▶ WHAT TO DO
Output an exact reproduction of the data.
-----
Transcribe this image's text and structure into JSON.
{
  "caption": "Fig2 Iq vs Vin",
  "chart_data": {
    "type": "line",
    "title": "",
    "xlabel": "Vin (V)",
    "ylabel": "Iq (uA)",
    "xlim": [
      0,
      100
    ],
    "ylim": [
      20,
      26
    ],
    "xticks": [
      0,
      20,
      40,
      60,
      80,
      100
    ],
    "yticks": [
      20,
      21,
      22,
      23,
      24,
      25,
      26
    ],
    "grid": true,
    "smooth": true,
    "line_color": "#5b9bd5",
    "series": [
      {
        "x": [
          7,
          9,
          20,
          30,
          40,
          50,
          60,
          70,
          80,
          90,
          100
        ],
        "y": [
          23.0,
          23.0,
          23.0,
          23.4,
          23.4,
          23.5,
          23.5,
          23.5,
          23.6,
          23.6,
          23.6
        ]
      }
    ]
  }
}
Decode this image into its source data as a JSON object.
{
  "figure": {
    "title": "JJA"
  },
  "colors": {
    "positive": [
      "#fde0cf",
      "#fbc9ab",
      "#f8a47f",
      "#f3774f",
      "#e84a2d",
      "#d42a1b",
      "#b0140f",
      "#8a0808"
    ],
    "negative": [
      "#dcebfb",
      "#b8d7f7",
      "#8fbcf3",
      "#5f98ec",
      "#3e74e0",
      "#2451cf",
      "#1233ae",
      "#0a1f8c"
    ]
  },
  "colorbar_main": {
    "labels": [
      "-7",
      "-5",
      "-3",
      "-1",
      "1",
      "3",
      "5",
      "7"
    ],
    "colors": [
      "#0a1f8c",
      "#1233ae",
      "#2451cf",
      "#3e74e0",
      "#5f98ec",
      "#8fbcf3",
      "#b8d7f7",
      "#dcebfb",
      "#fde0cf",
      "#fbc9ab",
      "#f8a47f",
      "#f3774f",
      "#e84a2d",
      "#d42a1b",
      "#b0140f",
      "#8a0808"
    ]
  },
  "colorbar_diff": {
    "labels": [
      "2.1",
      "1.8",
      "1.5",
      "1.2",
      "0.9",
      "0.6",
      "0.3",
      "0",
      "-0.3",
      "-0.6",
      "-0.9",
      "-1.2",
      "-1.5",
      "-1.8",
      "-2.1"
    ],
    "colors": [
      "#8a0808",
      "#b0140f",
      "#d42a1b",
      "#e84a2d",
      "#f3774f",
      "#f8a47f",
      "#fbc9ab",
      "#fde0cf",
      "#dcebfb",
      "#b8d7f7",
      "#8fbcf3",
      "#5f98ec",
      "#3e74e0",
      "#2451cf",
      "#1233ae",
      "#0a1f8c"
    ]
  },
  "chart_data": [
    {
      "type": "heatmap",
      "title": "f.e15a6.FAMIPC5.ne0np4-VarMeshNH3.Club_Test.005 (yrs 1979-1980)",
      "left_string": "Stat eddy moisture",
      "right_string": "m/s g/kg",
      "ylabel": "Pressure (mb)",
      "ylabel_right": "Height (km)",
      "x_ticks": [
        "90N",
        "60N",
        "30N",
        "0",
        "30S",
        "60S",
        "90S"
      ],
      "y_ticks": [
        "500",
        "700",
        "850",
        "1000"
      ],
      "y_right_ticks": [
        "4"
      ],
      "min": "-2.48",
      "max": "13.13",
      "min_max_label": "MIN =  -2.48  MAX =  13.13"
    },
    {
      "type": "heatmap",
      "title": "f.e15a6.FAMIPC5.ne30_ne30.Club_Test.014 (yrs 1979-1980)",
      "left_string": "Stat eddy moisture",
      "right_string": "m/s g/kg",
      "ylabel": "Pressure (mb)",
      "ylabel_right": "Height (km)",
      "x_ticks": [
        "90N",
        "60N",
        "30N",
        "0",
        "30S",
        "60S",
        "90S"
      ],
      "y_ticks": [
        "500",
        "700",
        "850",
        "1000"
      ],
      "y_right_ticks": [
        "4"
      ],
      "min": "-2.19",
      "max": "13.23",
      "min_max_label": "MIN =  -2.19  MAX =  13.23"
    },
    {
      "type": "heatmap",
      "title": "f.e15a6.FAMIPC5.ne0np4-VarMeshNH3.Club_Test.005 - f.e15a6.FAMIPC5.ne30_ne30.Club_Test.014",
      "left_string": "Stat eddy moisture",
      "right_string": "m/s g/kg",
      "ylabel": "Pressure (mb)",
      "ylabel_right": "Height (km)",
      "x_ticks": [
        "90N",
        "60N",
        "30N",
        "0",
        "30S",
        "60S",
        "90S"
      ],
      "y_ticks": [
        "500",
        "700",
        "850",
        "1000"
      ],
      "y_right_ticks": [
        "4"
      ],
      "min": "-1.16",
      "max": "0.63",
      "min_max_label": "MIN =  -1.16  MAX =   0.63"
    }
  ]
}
-----
▶ SOLUTION TO THE EXERCISE
Transcribe this image's text and structure into JSON.
{
  "caption": "Fig2 Iq vs Vin",
  "chart_data": {
    "type": "line",
    "title": "",
    "xlabel": "Vin (V)",
    "ylabel": "Iq (uA)",
    "xlim": [
      0,
      100
    ],
    "ylim": [
      20,
      26
    ],
    "xticks": [
      0,
      20,
      40,
      60,
      80,
      100
    ],
    "yticks": [
      20,
      21,
      22,
      23,
      24,
      25,
      26
    ],
    "grid": true,
    "smooth": true,
    "line_color": "#5b9bd5",
    "series": [
      {
        "x": [
          7,
          9,
          20,
          30,
          40,
          50,
          60,
          70,
          80,
          90,
          100
        ],
        "y": [
          23.0,
          23.0,
          23.0,
          23.4,
          23.4,
          23.5,
          23.5,
          23.5,
          23.6,
          23.6,
          23.6
        ]
      }
    ]
  }
}
Decode this image into its source data as a JSON object.
{
  "figure": {
    "title": "JJA"
  },
  "colors": {
    "positive": [
      "#fde0cf",
      "#fbc9ab",
      "#f8a47f",
      "#f3774f",
      "#e84a2d",
      "#d42a1b",
      "#b0140f",
      "#8a0808"
    ],
    "negative": [
      "#dcebfb",
      "#b8d7f7",
      "#8fbcf3",
      "#5f98ec",
      "#3e74e0",
      "#2451cf",
      "#1233ae",
      "#0a1f8c"
    ]
  },
  "colorbar_main": {
    "labels": [
      "-7",
      "-5",
      "-3",
      "-1",
      "1",
      "3",
      "5",
      "7"
    ],
    "colors": [
      "#0a1f8c",
      "#1233ae",
      "#2451cf",
      "#3e74e0",
      "#5f98ec",
      "#8fbcf3",
      "#b8d7f7",
      "#dcebfb",
      "#fde0cf",
      "#fbc9ab",
      "#f8a47f",
      "#f3774f",
      "#e84a2d",
      "#d42a1b",
      "#b0140f",
      "#8a0808"
    ]
  },
  "colorbar_diff": {
    "labels": [
      "2.1",
      "1.8",
      "1.5",
      "1.2",
      "0.9",
      "0.6",
      "0.3",
      "0",
      "-0.3",
      "-0.6",
      "-0.9",
      "-1.2",
      "-1.5",
      "-1.8",
      "-2.1"
    ],
    "colors": [
      "#8a0808",
      "#b0140f",
      "#d42a1b",
      "#e84a2d",
      "#f3774f",
      "#f8a47f",
      "#fbc9ab",
      "#fde0cf",
      "#dcebfb",
      "#b8d7f7",
      "#8fbcf3",
      "#5f98ec",
      "#3e74e0",
      "#2451cf",
      "#1233ae",
      "#0a1f8c"
    ]
  },
  "chart_data": [
    {
      "type": "heatmap",
      "title": "f.e15a6.FAMIPC5.ne0np4-VarMeshNH3.Club_Test.005 (yrs 1979-1980)",
      "left_string": "Stat eddy moisture",
      "right_string": "m/s g/kg",
      "ylabel": "Pressure (mb)",
      "ylabel_right": "Height (km)",
      "x_ticks": [
        "90N",
        "60N",
        "30N",
        "0",
        "30S",
        "60S",
        "90S"
      ],
      "y_ticks": [
        "500",
        "700",
        "850",
        "1000"
      ],
      "y_right_ticks": [
        "4"
      ],
      "min": "-2.48",
      "max": "13.13",
      "min_max_label": "MIN =  -2.48  MAX =  13.13"
    },
    {
      "type": "heatmap",
      "title": "f.e15a6.FAMIPC5.ne30_ne30.Club_Test.014 (yrs 1979-1980)",
      "left_string": "Stat eddy moisture",
      "right_string": "m/s g/kg",
      "ylabel": "Pressure (mb)",
      "ylabel_right": "Height (km)",
      "x_ticks": [
        "90N",
        "60N",
        "30N",
        "0",
        "30S",
        "60S",
        "90S"
      ],
      "y_ticks": [
        "500",
        "700",
        "850",
        "1000"
      ],
      "y_right_ticks": [
        "4"
      ],
      "min": "-2.19",
      "max": "13.23",
      "min_max_label": "MIN =  -2.19  MAX =  13.23"
    },
    {
      "type": "heatmap",
      "title": "f.e15a6.FAMIPC5.ne0np4-VarMeshNH3.Club_Test.005 - f.e15a6.FAMIPC5.ne30_ne30.Club_Test.014",
      "left_string": "Stat eddy moisture",
      "right_string": "m/s g/kg",
      "ylabel": "Pressure (mb)",
      "ylabel_right": "Height (km)",
      "x_ticks": [
        "90N",
        "60N",
        "30N",
        "0",
        "30S",
        "60S",
        "90S"
      ],
      "y_ticks": [
        "500",
        "700",
        "850",
        "1000"
      ],
      "y_right_ticks": [
        "4"
      ],
      "min": "-1.16",
      "max": "0.63",
      "min_max_label": "MIN =  -1.16  MAX =   0.63"
    }
  ]
}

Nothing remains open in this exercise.